TO-DO LIST:
1 > Based on the commentary on the city's response to media coverage, state whether each of these statements agrees with it: (a) the Kruger plant produces more than one million rolls of toilet paper each day; (b) the writer is not among those considered essential for work; (c) the reporters are missing paychecks. For each, answer yes or no and quote the deciding words.
2 > From the first of the records, print the lines starting with the line that contains "timeline-date: S 57. 8.22 [42,174,109,190]" and going on through the line that contains "timeline-row [42,22,732,47]", both included.

SELECTION:
----

I grieve to see a whole city stampeded into blindly following and swallowing what they are drenched with 24/7 from the media.

I see people in their own cars with the windows rolled up, wearing masks. Don’t ask them why. They haven’t stopped to think that the only air they’re breathing is their own.

Where’s the toilet paper going? Kruger, a manufacturing plant up toward Frayser (just north of Harbor Town) turns out over one million rolls of toilet paper per day. Why is it hard to locate any in a store? Because people believe the sky is falling.

You can go to the store. What kind of quarantine is that? If somebody were quarantined for TB or cholera in the old days, could he go to the store? Of course not! You can go to the store, but you can’t go to your friend’s house for coffee. Presumably if you buy something at your friend’s house, you’re okay.

You can’t go to work unless, like me, you’re “essential.” Sit quietly and obey. I think that Dilbert’s Scott Adams says it well:

While the media whip this frenzy up, how’s their income? Certainly the corporation is selling more advertising since they’re offering the buyers more eyeballs. But notice also that the reporters aren’t missing any paychecks. They’re having fun. They get to lounge around, peck on their laptops, complain about Trump, and draw their salaries with no interruption.

----

RECORDS TO USE:

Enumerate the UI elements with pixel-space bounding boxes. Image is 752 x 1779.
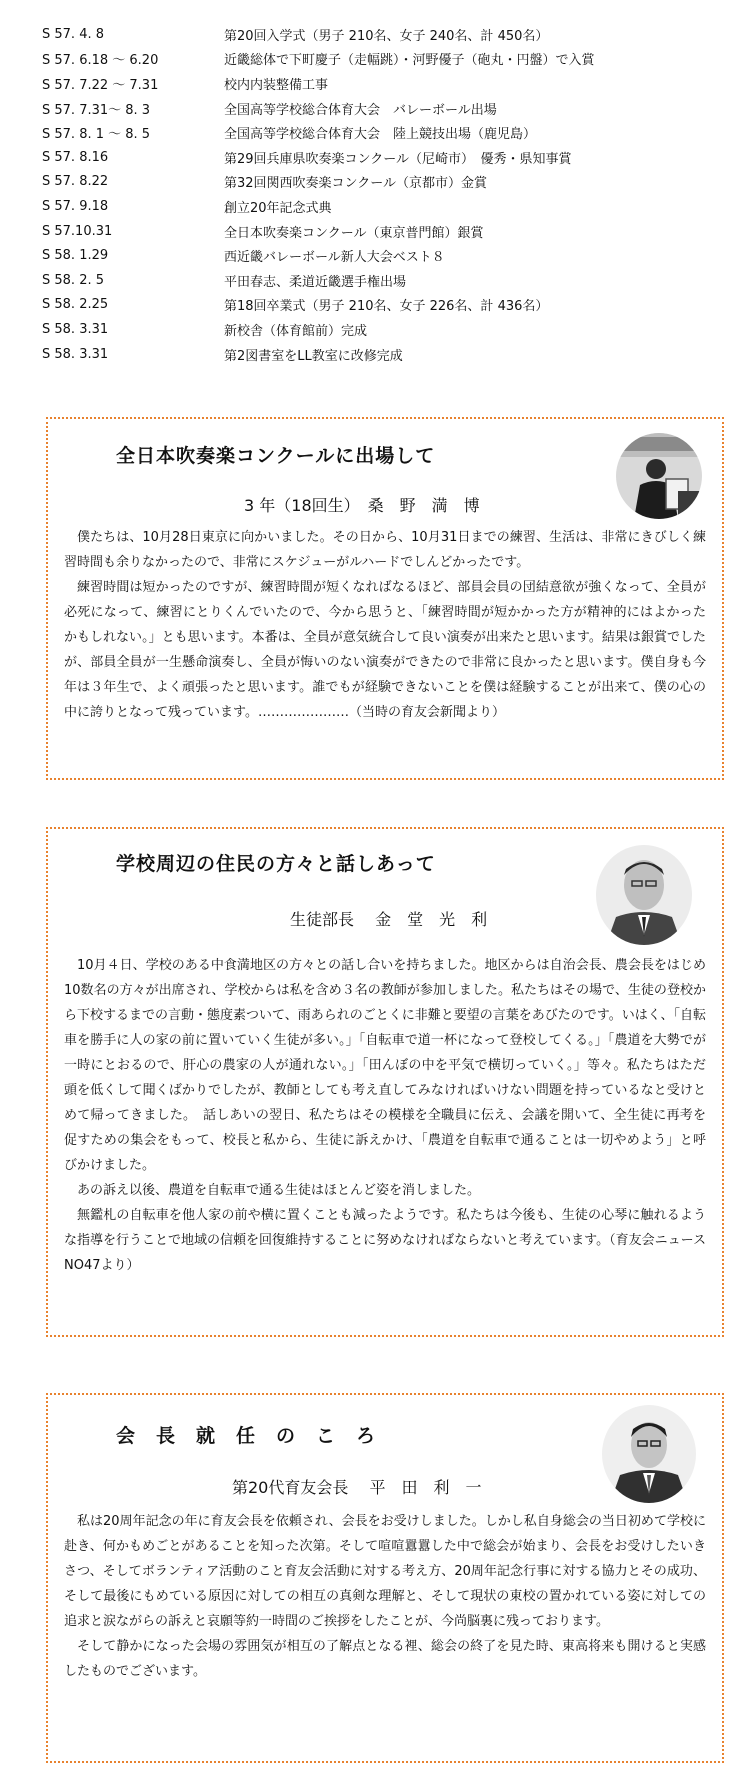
timeline-date: S 57. 8.22 [42,174,109,190]
article-body [64,525,706,725]
timeline-date: S 57. 8.16 [42,149,109,165]
timeline-date: S 57. 9.18 [42,198,109,214]
timeline-date: S 58. 2. 5 [42,272,104,288]
article-title: 会 長 就 任 の こ ろ [116,1425,377,1447]
timeline-row [42,145,732,170]
article-box-president [46,1393,724,1763]
timeline-event: 全日本吹奏楽コンクール（東京普門館）銀賞 [224,225,484,241]
timeline-event: 新校舎（体育館前）完成 [224,323,368,339]
timeline [42,22,732,366]
timeline-row [42,219,732,244]
timeline-row [42,47,732,72]
timeline-event: 全国高等学校総合体育大会 バレーボール出場 [224,102,497,118]
article-title: 全日本吹奏楽コンクールに出場して [116,445,436,467]
timeline-row [42,22,732,47]
timeline-row [42,170,732,195]
timeline-event: 第20回入学式（男子 210名、女子 240名、計 450名） [224,28,549,44]
article-author: 第20代育友会長 平 田 利 一 [232,1478,482,1497]
paragraph: 無鑑札の自転車を他人家の前や横に置くことも減ったようです。私たちは今後も、生徒の心琴に触れるような指導を行うことで地域の信頼を回復維持することに努めなければならないと考えています。（育友会ニュースNO47より） [64,1208,706,1273]
author-photo [596,845,692,945]
timeline-row [42,71,732,96]
timeline-row [42,243,732,268]
timeline-date: S 57. 4. 8 [42,26,104,42]
timeline-event: 校内内装整備工事 [224,77,329,93]
timeline-row [42,96,732,121]
timeline-row [42,342,732,367]
timeline-event: 平田春志、柔道近畿選手権出場 [224,274,407,290]
paragraph: 僕たちは、10月28日東京に向かいました。その日から、10月31日までの練習、生活は、非常にきびしく練習時間も余りなかったので、非常にスケジューがルハードでしんどかったです。 [64,530,706,570]
timeline-event: 第2図書室をLL教室に改修完成 [224,348,403,364]
timeline-date: S 58. 2.25 [42,297,109,313]
paragraph: あの訴え以後、農道を自転車で通る生徒はほとんど姿を消しました。 [77,1183,481,1198]
timeline-date: S 58. 3.31 [42,346,109,362]
article-author: 3 年（18回生） 桑 野 満 博 [244,496,480,515]
timeline-event: 近畿総体で下町慶子（走幅跳）・河野優子（砲丸・円盤）で入賞 [224,53,595,69]
timeline-event: 西近畿バレーボール新人大会ベスト８ [224,250,445,266]
timeline-event: 創立20年記念式典 [224,200,332,216]
author-photo [616,433,702,519]
timeline-date: S 57. 8. 1 ～ 8. 5 [42,127,151,143]
timeline-row [42,120,732,145]
paragraph: 練習時間は短かったのですが、練習時間が短くなればなるほど、部員会員の団結意欲が強くなって、全員が必死になって、練習にとりくんでいたので、今から思うと、「練習時間が短かかった方が精神的にはよかったかもしれない。」とも思います。本番は、全員が意気統合して良い演奏が出来たと思います。結果は銀賞でしたが、部員全員が一生懸命演奏し、全員が悔いのない演奏ができたので非常に良かったと思います。僕自身も今年は３年生で、よく頑張ったと思います。誰でもが経験できないことを僕は経験することが出来て、僕の心の中に誇りとなって残っています。…………………（当時の育友会新聞より） [64,580,706,720]
article-body [64,1509,706,1684]
timeline-date: S 57. 7.22 ～ 7.31 [42,77,159,93]
timeline-row [42,268,732,293]
paragraph: 私は20周年記念の年に育友会長を依頼され、会長をお受けしました。しかし私自身総会の当日初めて学校に赴き、何かもめごとがあることを知った次第。そして喧喧囂囂した中で総会が始まり、会長をお受けしたいきさつ、そしてボランティア活動のこと育友会活動に対する考え方、20周年記念行事に対する協力とその成功、そして最後にもめている原因に対しての相互の真剣な理解と、そして現状の東校の置かれている姿に対しての追求と涙ながらの訴えと哀願等約一時間のご挨拶をしたことが、今尚脳裏に残っております。 [64,1514,706,1629]
timeline-date: S 58. 3.31 [42,321,109,337]
timeline-event: 第29回兵庫県吹奏楽コンクール（尼崎市） 優秀・県知事賞 [224,151,572,167]
timeline-event: 第18回卒業式（男子 210名、女子 226名、計 436名） [224,299,549,315]
timeline-date: S 57.10.31 [42,223,113,239]
article-body [64,953,706,1278]
timeline-row [42,194,732,219]
timeline-date: S 58. 1.29 [42,248,109,264]
article-box-band [46,417,724,780]
timeline-date: S 57. 7.31～ 8. 3 [42,102,151,118]
article-title: 学校周辺の住民の方々と話しあって [116,853,436,875]
paragraph: そして静かになった会場の雰囲気が相互の了解点となる裡、総会の終了を見た時、東高将来も開けると実感したものでございます。 [64,1639,706,1679]
author-photo [602,1405,696,1503]
timeline-row [42,317,732,342]
article-box-neighbors [46,827,724,1337]
timeline-row [42,293,732,318]
timeline-event: 第32回関西吹奏楽コンクール（京都市）金賞 [224,176,488,192]
timeline-event: 全国高等学校総合体育大会 陸上競技出場（鹿児島） [224,127,537,143]
timeline-date: S 57. 6.18 ～ 6.20 [42,53,159,69]
article-author: 生徒部長 金 堂 光 利 [290,910,488,929]
paragraph: 10月４日、学校のある中食満地区の方々との話し合いを持ちました。地区からは自治会長、農会長をはじめ10数名の方々が出席され、学校からは私を含め３名の教師が参加しました。私たちはその場で、生徒の登校から下校するまでの言動・態度素ついて、雨あられのごとくに非難と要望の言葉をあびたのです。いはく、「自転車を勝手に人の家の前に置いていく生徒が多い。」「自転車で道一杯になって登校してくる。」「農道を大勢でが一時にとおるので、肝心の農家の人が通れない。」「田んぼの中を平気で横切っていく。」等々。私たちはただ頭を低くして聞くばかりでしたが、教師としても考え直してみなければいけない問題を持っているなと受けとめて帰ってきました。 話しあいの翌日、私たちはその模様を全職員に伝え、会議を開いて、全生徒に再考を促すための集会をもって、校長と私から、生徒に訴えかけ、「農道を自転車で通ることは一切やめよう」と呼びかけました。 [64,958,706,1173]
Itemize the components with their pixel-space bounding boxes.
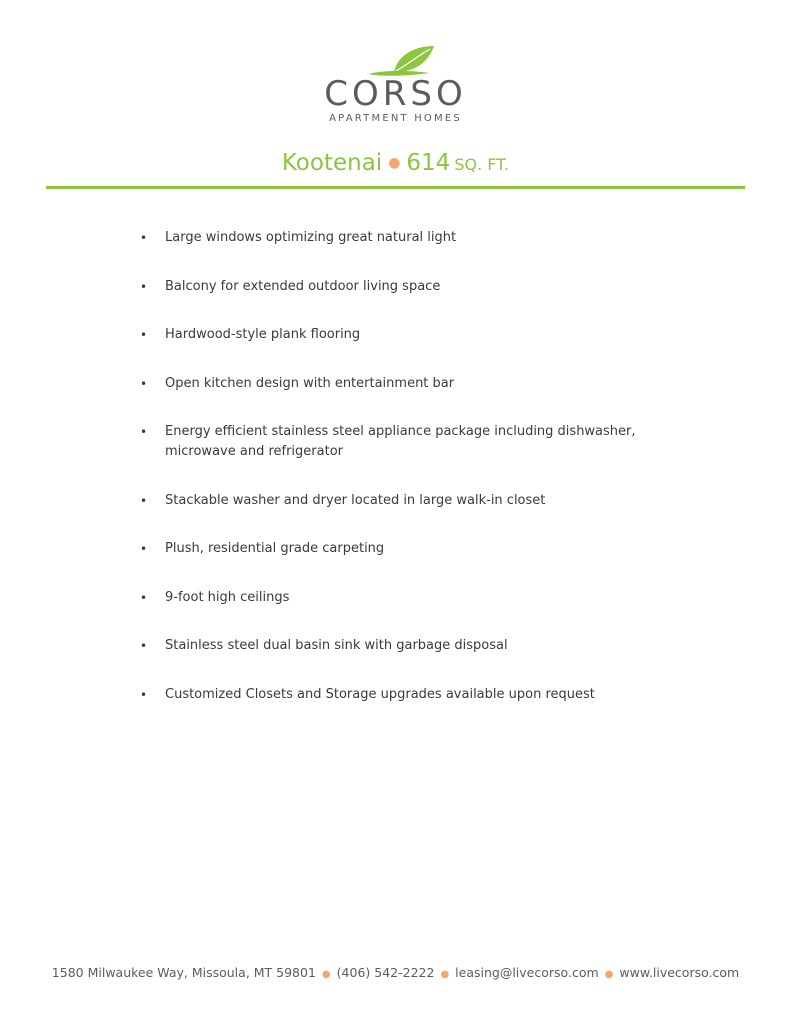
- footer-email-link[interactable]: leasing@livecorso.com: [455, 965, 599, 980]
- feature-text: Energy efficient stainless steel appliance package including dishwasher, microwave and refrigerator: [165, 424, 636, 459]
- feature-item: [138, 588, 698, 608]
- bullet-icon: •: [140, 328, 148, 342]
- footer-separator-dot: ●: [604, 969, 614, 980]
- feature-item: [138, 539, 698, 559]
- bullet-icon: •: [140, 425, 148, 439]
- page-title: [0, 146, 791, 183]
- brand-name: CORSO: [324, 74, 467, 114]
- title-separator-dot: ●: [388, 155, 401, 171]
- feature-item: [138, 491, 698, 511]
- feature-list: [138, 228, 698, 733]
- bullet-icon: •: [140, 279, 148, 294]
- feature-text: Stainless steel dual basin sink with garbage disposal: [165, 638, 508, 653]
- brand-tagline: APARTMENT HOMES: [329, 113, 462, 124]
- floor-plan-name: Kootenai: [281, 150, 383, 176]
- footer-website-link[interactable]: www.livecorso.com: [619, 965, 740, 980]
- feature-item: [138, 277, 698, 297]
- feature-item: [138, 228, 698, 248]
- feature-text: Stackable washer and dryer located in large walk-in closet: [165, 492, 546, 508]
- feature-item: [138, 374, 698, 394]
- footer-address: 1580 Milwaukee Way, Missoula, MT 59801: [51, 965, 316, 980]
- square-feet-value: 614: [406, 150, 451, 176]
- footer-separator-dot: ●: [440, 969, 450, 980]
- header-divider: [46, 186, 745, 189]
- feature-text: Hardwood-style plank flooring: [165, 327, 361, 342]
- feature-text: Large windows optimizing great natural light: [165, 230, 457, 245]
- feature-item: [138, 636, 698, 656]
- feature-text: Plush, residential grade carpeting: [165, 541, 385, 556]
- bullet-icon: •: [140, 639, 148, 653]
- bullet-icon: •: [140, 687, 148, 702]
- square-feet-unit: SQ. FT.: [454, 155, 510, 174]
- feature-text: Customized Closets and Storage upgrades available upon request: [165, 686, 595, 702]
- bullet-icon: •: [140, 542, 148, 556]
- footer-separator-dot: ●: [321, 969, 331, 980]
- feature-text: Balcony for extended outdoor living space: [165, 278, 441, 294]
- feature-item: [138, 422, 698, 462]
- feature-item: [138, 685, 698, 705]
- leaf-logo-icon: [364, 44, 436, 78]
- bullet-icon: •: [140, 590, 148, 605]
- feature-item: [138, 325, 698, 345]
- footer-phone[interactable]: (406) 542-2222: [336, 965, 435, 980]
- feature-text: Open kitchen design with entertainment bar: [165, 375, 455, 391]
- bullet-icon: •: [140, 231, 148, 245]
- contact-footer: [0, 964, 791, 984]
- feature-text: 9-foot high ceilings: [165, 589, 290, 605]
- bullet-icon: •: [140, 376, 148, 391]
- bullet-icon: •: [140, 493, 148, 508]
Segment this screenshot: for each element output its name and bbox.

----

TASK SOLUTIONS:
1 >
(a) Yes: "turns out over one million rolls of toilet paper per day."
(b) No: "You can’t go to work unless, like me, you’re “essential.”"
(c) No: "the reporters aren’t missing any paychecks."

2 >
timeline-date: S 57. 8.22 [42,174,109,190]
article-body [64,525,706,725]
timeline-date: S 57. 8.16 [42,149,109,165]
timeline-date: S 57. 9.18 [42,198,109,214]
timeline-date: S 58. 2. 5 [42,272,104,288]
article-title: 会 長 就 任 の こ ろ [116,1425,377,1447]
timeline-row [42,145,732,170]
article-box-president [46,1393,724,1763]
timeline-event: 全日本吹奏楽コンクール（東京普門館）銀賞 [224,225,484,241]
timeline-event: 新校舎（体育館前）完成 [224,323,368,339]
timeline [42,22,732,366]
timeline-row [42,219,732,244]
timeline-row [42,47,732,72]
timeline-event: 全国高等学校総合体育大会 バレーボール出場 [224,102,497,118]
article-title: 全日本吹奏楽コンクールに出場して [116,445,436,467]
timeline-row [42,22,732,47]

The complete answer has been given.